(Annotated element entries)

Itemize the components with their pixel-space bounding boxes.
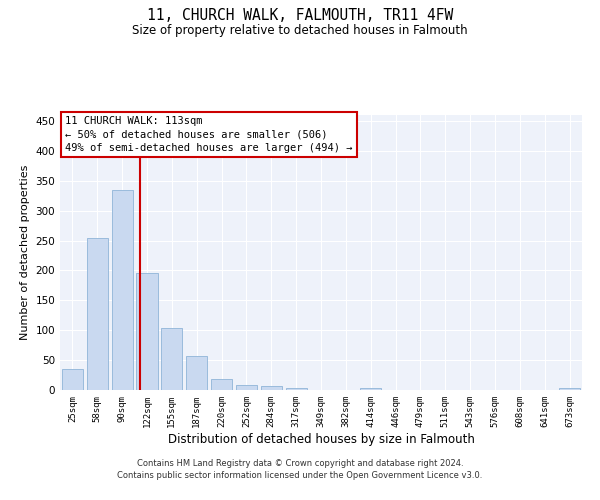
Text: Size of property relative to detached houses in Falmouth: Size of property relative to detached ho… (132, 24, 468, 37)
Text: Contains HM Land Registry data © Crown copyright and database right 2024.
Contai: Contains HM Land Registry data © Crown c… (118, 458, 482, 480)
Bar (261, 386, 282, 390)
Bar (360, 388, 381, 390)
Bar (161, 328, 182, 390)
Bar (112, 190, 133, 390)
Bar (559, 388, 580, 390)
Y-axis label: Number of detached properties: Number of detached properties (20, 165, 30, 340)
Bar (87, 238, 108, 390)
Bar (236, 384, 257, 390)
Bar (211, 379, 232, 390)
Bar (62, 369, 83, 390)
Text: 11, CHURCH WALK, FALMOUTH, TR11 4FW: 11, CHURCH WALK, FALMOUTH, TR11 4FW (147, 8, 453, 22)
Bar (186, 356, 207, 390)
Text: 11 CHURCH WALK: 113sqm
← 50% of detached houses are smaller (506)
49% of semi-de: 11 CHURCH WALK: 113sqm ← 50% of detached… (65, 116, 353, 153)
Bar (136, 274, 158, 390)
Bar (286, 388, 307, 390)
Text: Distribution of detached houses by size in Falmouth: Distribution of detached houses by size … (167, 432, 475, 446)
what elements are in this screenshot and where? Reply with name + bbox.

▸ What is needed: In the lines starting with the one containing "Text: Size of" and ending with the one containing "Text: Contains HM", change "property" to "home" and write out only those lines again, leaving everything else as it is.

▸ Response to the task:
Text: Size of home relative to detached houses in Falmouth: Size of home relative to detached ho… (132, 24, 468, 37)
Text: Contains HM Land Registry data © Crown copyright and database right 2024.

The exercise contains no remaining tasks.